* **Exercise**:
Here are records with pictures in them. Copy all of them exactly and leave the pictures out.
##### Supplied data
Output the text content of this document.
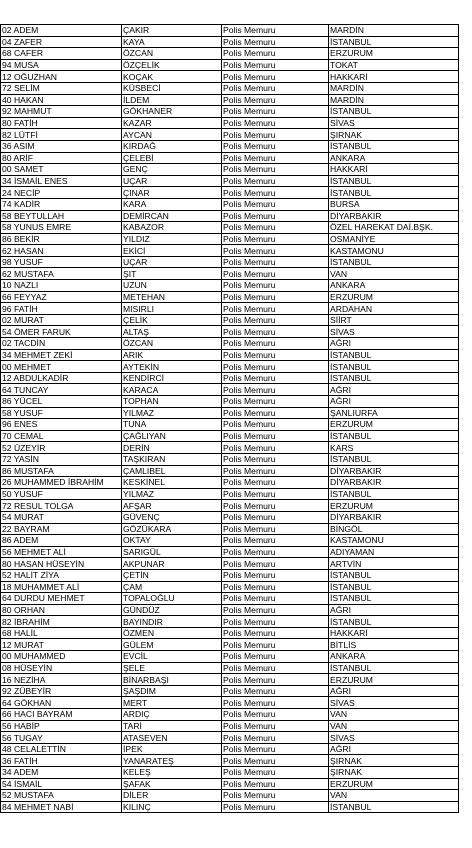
02 ADEM	ÇAKIR	Polis Memuru	MARDİN
04 ZAFER	KAYA	Polis Memuru	İSTANBUL
68 CAFER	ÖZCAN	Polis Memuru	ERZURUM
94 MUSA	ÖZÇELİK	Polis Memuru	TOKAT
12 OĞUZHAN	KOÇAK	Polis Memuru	HAKKARİ
72 SELİM	KÜSBECİ	Polis Memuru	MARDİN
40 HAKAN	İLDEM	Polis Memuru	MARDİN
92 MAHMUT	GÖKHANER	Polis Memuru	İSTANBUL
80 FATİH	KAZAR	Polis Memuru	SİVAS
82 LÜTFİ	AYCAN	Polis Memuru	ŞIRNAK
36 ASIM	KIRDAĞ	Polis Memuru	İSTANBUL
80 ARİF	ÇELEBİ	Polis Memuru	ANKARA
00 SAMET	GENÇ	Polis Memuru	HAKKARİ
34 İSMAİL ENES	UÇAR	Polis Memuru	İSTANBUL
24 NECİP	ÇINAR	Polis Memuru	İSTANBUL
74 KADİR	KARA	Polis Memuru	BURSA
58 BEYTULLAH	DEMİRCAN	Polis Memuru	DİYARBAKIR
58 YUNUS EMRE	KABAZOR	Polis Memuru	ÖZEL HAREKAT DAİ.BŞK.
86 BEKİR	YILDIZ	Polis Memuru	OSMANİYE
62 HASAN	EKİCİ	Polis Memuru	KASTAMONU
98 YUSUF	UÇAR	Polis Memuru	İSTANBUL
62 MUSTAFA	ŞIT	Polis Memuru	VAN
10 NAZLI	UZUN	Polis Memuru	ANKARA
66 FEYYAZ	METEHAN	Polis Memuru	ERZURUM
96 FATİH	MISIRLI	Polis Memuru	ARDAHAN
02 MURAT	ÇELİK	Polis Memuru	SİİRT
54 ÖMER FARUK	ALTAŞ	Polis Memuru	SİVAS
02 TACDİN	ÖZCAN	Polis Memuru	AĞRI
34 MEHMET ZEKİ	ARIK	Polis Memuru	İSTANBUL
00 MEHMET	AYTEKİN	Polis Memuru	İSTANBUL
12 ABDULKADİR	KENDİRCİ	Polis Memuru	İSTANBUL
64 TUNCAY	KARACA	Polis Memuru	AĞRI
86 YÜCEL	TOPHAN	Polis Memuru	AĞRI
58 YUSUF	YILMAZ	Polis Memuru	ŞANLIURFA
96 ENES	TUNA	Polis Memuru	ERZURUM
70 CEMAL	ÇAĞLIYAN	Polis Memuru	İSTANBUL
52 ÜZEYİR	DERİN	Polis Memuru	KARS
72 YASİN	TAŞKIRAN	Polis Memuru	İSTANBUL
86 MUSTAFA	ÇAMLIBEL	Polis Memuru	DİYARBAKIR
26 MUHAMMED İBRAHİM	KESKİNEL	Polis Memuru	DİYARBAKIR
50 YUSUF	YILMAZ	Polis Memuru	İSTANBUL
72 RESUL TOLGA	AFŞAR	Polis Memuru	ERZURUM
54 MURAT	GÜVENÇ	Polis Memuru	DİYARBAKIR
22 BAYRAM	GÖZÜKARA	Polis Memuru	BİNGÖL
86 ADEM	OKTAY	Polis Memuru	KASTAMONU
56 MEHMET ALİ	SARIGÜL	Polis Memuru	ADIYAMAN
80 HASAN HÜSEYİN	AKPUNAR	Polis Memuru	ARTVİN
52 HALİT ZİYA	ÇETİN	Polis Memuru	İSTANBUL
18 MUHAMMET ALİ	ÇAM	Polis Memuru	İSTANBUL
64 DURDU MEHMET	TOPALOĞLU	Polis Memuru	İSTANBUL
80 ORHAN	GÜNDÜZ	Polis Memuru	AĞRI
82 İBRAHİM	BAYINDIR	Polis Memuru	İSTANBUL
68 HALİL	ÖZMEN	Polis Memuru	HAKKARİ
12 MURAT	GÜLEM	Polis Memuru	BİTLİS
00 MUHAMMED	EVCİL	Polis Memuru	ANKARA
08 HÜSEYİN	ŞELE	Polis Memuru	İSTANBUL
16 NEZİHA	BİNARBAŞI	Polis Memuru	ERZURUM
92 ZÜBEYİR	ŞAŞDIM	Polis Memuru	AĞRI
64 GÖKHAN	MERT	Polis Memuru	SİVAS
66 HACI BAYRAM	ARDIÇ	Polis Memuru	VAN
56 HABİP	TARİ	Polis Memuru	VAN
56 TUGAY	ATASEVEN	Polis Memuru	SİVAS
48 CELALETTİN	İPEK	Polis Memuru	AĞRI
36 FATİH	YANARATEŞ	Polis Memuru	ŞIRNAK
34 ADEM	KELEŞ	Polis Memuru	ŞIRNAK
54 İSMAİL	ŞAFAK	Polis Memuru	ERZURUM
52 MUSTAFA	DİLER	Polis Memuru	VAN
84 MEHMET NABİ	KILINÇ	Polis Memuru	İSTANBUL
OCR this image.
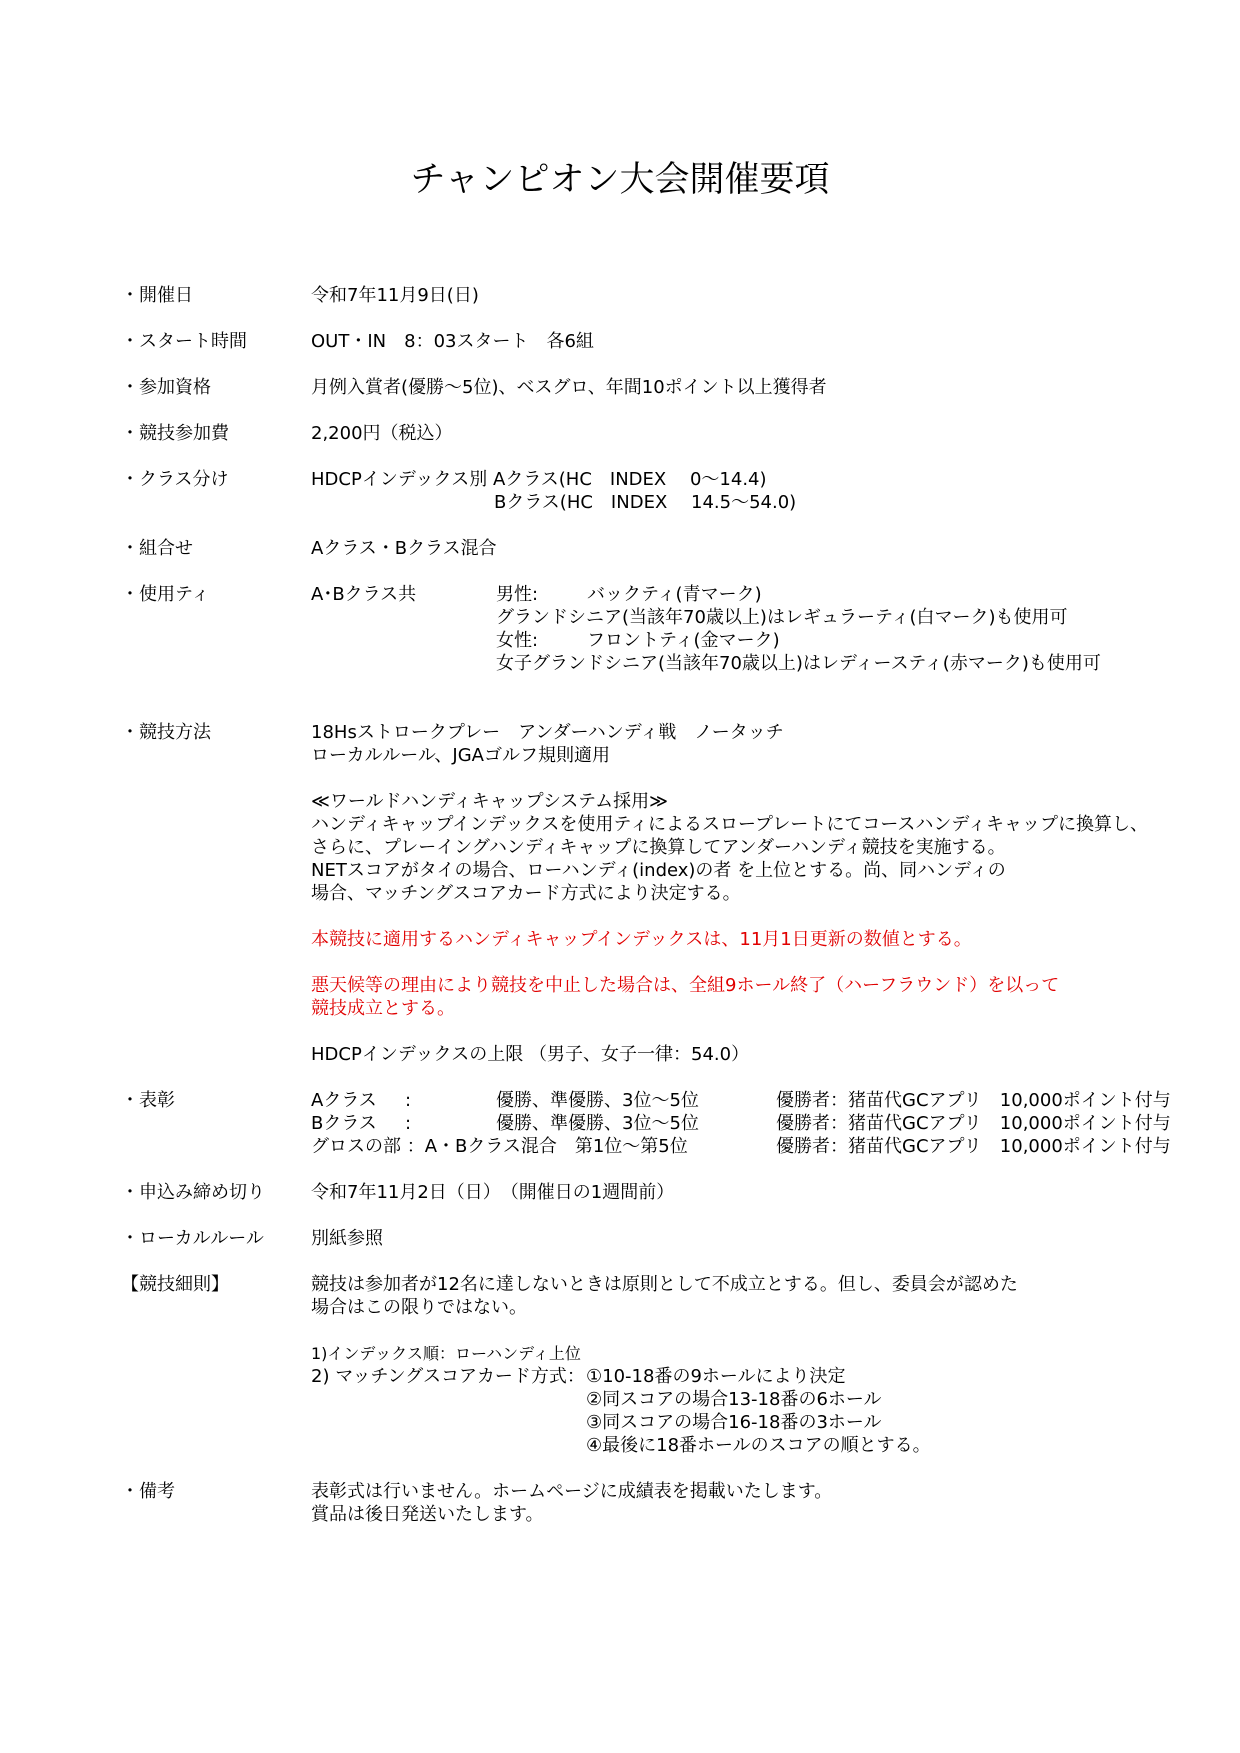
チャンピオン大会開催要項
・開催日	令和7年11月9日(日)
・スタート時間	OUT・IN　8：03スタート　各6組
・参加資格	月例入賞者(優勝～5位)、ベスグロ、年間10ポイント以上獲得者
・競技参加費	2,200円（税込）
・クラス分け	HDCPインデックス別 Aクラス(HC　INDEX　 0～14.4)
Bクラス(HC　INDEX　 14.5～54.0)
・組合せ	Aクラス・Bクラス混合
・使用ティ	A･Bクラス共	男性:	バックティ(青マーク)
グランドシニア(当該年70歳以上)はレギュラーティ(白マーク)も使用可
女性:	フロントティ(金マーク)
女子グランドシニア(当該年70歳以上)はレディースティ(赤マーク)も使用可
・競技方法	18Hsストロークプレー　アンダーハンディ戦　ノータッチ
ローカルルール、JGAゴルフ規則適用
≪ワールドハンディキャップシステム採用≫
ハンディキャップインデックスを使用ティによるスロープレートにてコースハンディキャップに換算し、
さらに、プレーイングハンディキャップに換算してアンダーハンディ競技を実施する。
NETスコアがタイの場合、ローハンディ(index)の者 を上位とする。尚、同ハンディの
場合、マッチングスコアカード方式により決定する。
本競技に適用するハンディキャップインデックスは、11月1日更新の数値とする。
悪天候等の理由により競技を中止した場合は、全組9ホール終了（ハーフラウンド）を以って
競技成立とする。
HDCPインデックスの上限 （男子、女子一律：54.0）
・表彰	Aクラス :	優勝、準優勝、3位～5位	優勝者：猪苗代GCアプリ　10,000ポイント付与
Bクラス :	優勝、準優勝、3位～5位	優勝者：猪苗代GCアプリ　10,000ポイント付与
グロスの部 ：A・Bクラス混合　第1位～第5位	優勝者：猪苗代GCアプリ　10,000ポイント付与
・申込み締め切り	令和7年11月2日（日）　（開催日の1週間前）
・ローカルルール	別紙参照
【競技細則】	競技は参加者が12名に達しないときは原則として不成立とする。但し、委員会が認めた
場合はこの限りではない。
1)インデックス順：ローハンディ上位
2) マッチングスコアカード方式： ①10-18番の9ホールにより決定
②同スコアの場合13-18番の6ホール
③同スコアの場合16-18番の3ホール
④最後に18番ホールのスコアの順とする。
・備考	表彰式は行いません。ホームページに成績表を掲載いたします。
賞品は後日発送いたします。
##########
* **Complete output**:
Output the text content of this document.
02 ADEM	ÇAKIR	Polis Memuru	MARDİN
04 ZAFER	KAYA	Polis Memuru	İSTANBUL
68 CAFER	ÖZCAN	Polis Memuru	ERZURUM
94 MUSA	ÖZÇELİK	Polis Memuru	TOKAT
12 OĞUZHAN	KOÇAK	Polis Memuru	HAKKARİ
72 SELİM	KÜSBECİ	Polis Memuru	MARDİN
40 HAKAN	İLDEM	Polis Memuru	MARDİN
92 MAHMUT	GÖKHANER	Polis Memuru	İSTANBUL
80 FATİH	KAZAR	Polis Memuru	SİVAS
82 LÜTFİ	AYCAN	Polis Memuru	ŞIRNAK
36 ASIM	KIRDAĞ	Polis Memuru	İSTANBUL
80 ARİF	ÇELEBİ	Polis Memuru	ANKARA
00 SAMET	GENÇ	Polis Memuru	HAKKARİ
34 İSMAİL ENES	UÇAR	Polis Memuru	İSTANBUL
24 NECİP	ÇINAR	Polis Memuru	İSTANBUL
74 KADİR	KARA	Polis Memuru	BURSA
58 BEYTULLAH	DEMİRCAN	Polis Memuru	DİYARBAKIR
58 YUNUS EMRE	KABAZOR	Polis Memuru	ÖZEL HAREKAT DAİ.BŞK.
86 BEKİR	YILDIZ	Polis Memuru	OSMANİYE
62 HASAN	EKİCİ	Polis Memuru	KASTAMONU
98 YUSUF	UÇAR	Polis Memuru	İSTANBUL
62 MUSTAFA	ŞIT	Polis Memuru	VAN
10 NAZLI	UZUN	Polis Memuru	ANKARA
66 FEYYAZ	METEHAN	Polis Memuru	ERZURUM
96 FATİH	MISIRLI	Polis Memuru	ARDAHAN
02 MURAT	ÇELİK	Polis Memuru	SİİRT
54 ÖMER FARUK	ALTAŞ	Polis Memuru	SİVAS
02 TACDİN	ÖZCAN	Polis Memuru	AĞRI
34 MEHMET ZEKİ	ARIK	Polis Memuru	İSTANBUL
00 MEHMET	AYTEKİN	Polis Memuru	İSTANBUL
12 ABDULKADİR	KENDİRCİ	Polis Memuru	İSTANBUL
64 TUNCAY	KARACA	Polis Memuru	AĞRI
86 YÜCEL	TOPHAN	Polis Memuru	AĞRI
58 YUSUF	YILMAZ	Polis Memuru	ŞANLIURFA
96 ENES	TUNA	Polis Memuru	ERZURUM
70 CEMAL	ÇAĞLIYAN	Polis Memuru	İSTANBUL
52 ÜZEYİR	DERİN	Polis Memuru	KARS
72 YASİN	TAŞKIRAN	Polis Memuru	İSTANBUL
86 MUSTAFA	ÇAMLIBEL	Polis Memuru	DİYARBAKIR
26 MUHAMMED İBRAHİM	KESKİNEL	Polis Memuru	DİYARBAKIR
50 YUSUF	YILMAZ	Polis Memuru	İSTANBUL
72 RESUL TOLGA	AFŞAR	Polis Memuru	ERZURUM
54 MURAT	GÜVENÇ	Polis Memuru	DİYARBAKIR
22 BAYRAM	GÖZÜKARA	Polis Memuru	BİNGÖL
86 ADEM	OKTAY	Polis Memuru	KASTAMONU
56 MEHMET ALİ	SARIGÜL	Polis Memuru	ADIYAMAN
80 HASAN HÜSEYİN	AKPUNAR	Polis Memuru	ARTVİN
52 HALİT ZİYA	ÇETİN	Polis Memuru	İSTANBUL
18 MUHAMMET ALİ	ÇAM	Polis Memuru	İSTANBUL
64 DURDU MEHMET	TOPALOĞLU	Polis Memuru	İSTANBUL
80 ORHAN	GÜNDÜZ	Polis Memuru	AĞRI
82 İBRAHİM	BAYINDIR	Polis Memuru	İSTANBUL
68 HALİL	ÖZMEN	Polis Memuru	HAKKARİ
12 MURAT	GÜLEM	Polis Memuru	BİTLİS
00 MUHAMMED	EVCİL	Polis Memuru	ANKARA
08 HÜSEYİN	ŞELE	Polis Memuru	İSTANBUL
16 NEZİHA	BİNARBAŞI	Polis Memuru	ERZURUM
92 ZÜBEYİR	ŞAŞDIM	Polis Memuru	AĞRI
64 GÖKHAN	MERT	Polis Memuru	SİVAS
66 HACI BAYRAM	ARDIÇ	Polis Memuru	VAN
56 HABİP	TARİ	Polis Memuru	VAN
56 TUGAY	ATASEVEN	Polis Memuru	SİVAS
48 CELALETTİN	İPEK	Polis Memuru	AĞRI
36 FATİH	YANARATEŞ	Polis Memuru	ŞIRNAK
34 ADEM	KELEŞ	Polis Memuru	ŞIRNAK
54 İSMAİL	ŞAFAK	Polis Memuru	ERZURUM
52 MUSTAFA	DİLER	Polis Memuru	VAN
84 MEHMET NABİ	KILINÇ	Polis Memuru	İSTANBUL
OCR this image.
チャンピオン大会開催要項
・開催日	令和7年11月9日(日)
・スタート時間	OUT・IN　8：03スタート　各6組
・参加資格	月例入賞者(優勝～5位)、ベスグロ、年間10ポイント以上獲得者
・競技参加費	2,200円（税込）
・クラス分け	HDCPインデックス別 Aクラス(HC　INDEX　 0～14.4)
Bクラス(HC　INDEX　 14.5～54.0)
・組合せ	Aクラス・Bクラス混合
・使用ティ	A･Bクラス共	男性:	バックティ(青マーク)
グランドシニア(当該年70歳以上)はレギュラーティ(白マーク)も使用可
女性:	フロントティ(金マーク)
女子グランドシニア(当該年70歳以上)はレディースティ(赤マーク)も使用可
・競技方法	18Hsストロークプレー　アンダーハンディ戦　ノータッチ
ローカルルール、JGAゴルフ規則適用
≪ワールドハンディキャップシステム採用≫
ハンディキャップインデックスを使用ティによるスロープレートにてコースハンディキャップに換算し、
さらに、プレーイングハンディキャップに換算してアンダーハンディ競技を実施する。
NETスコアがタイの場合、ローハンディ(index)の者 を上位とする。尚、同ハンディの
場合、マッチングスコアカード方式により決定する。
本競技に適用するハンディキャップインデックスは、11月1日更新の数値とする。
悪天候等の理由により競技を中止した場合は、全組9ホール終了（ハーフラウンド）を以って
競技成立とする。
HDCPインデックスの上限 （男子、女子一律：54.0）
・表彰	Aクラス :	優勝、準優勝、3位～5位	優勝者：猪苗代GCアプリ　10,000ポイント付与
Bクラス :	優勝、準優勝、3位～5位	優勝者：猪苗代GCアプリ　10,000ポイント付与
グロスの部 ：A・Bクラス混合　第1位～第5位	優勝者：猪苗代GCアプリ　10,000ポイント付与
・申込み締め切り	令和7年11月2日（日）　（開催日の1週間前）
・ローカルルール	別紙参照
【競技細則】	競技は参加者が12名に達しないときは原則として不成立とする。但し、委員会が認めた
場合はこの限りではない。
1)インデックス順：ローハンディ上位
2) マッチングスコアカード方式： ①10-18番の9ホールにより決定
②同スコアの場合13-18番の6ホール
③同スコアの場合16-18番の3ホール
④最後に18番ホールのスコアの順とする。
・備考	表彰式は行いません。ホームページに成績表を掲載いたします。
賞品は後日発送いたします。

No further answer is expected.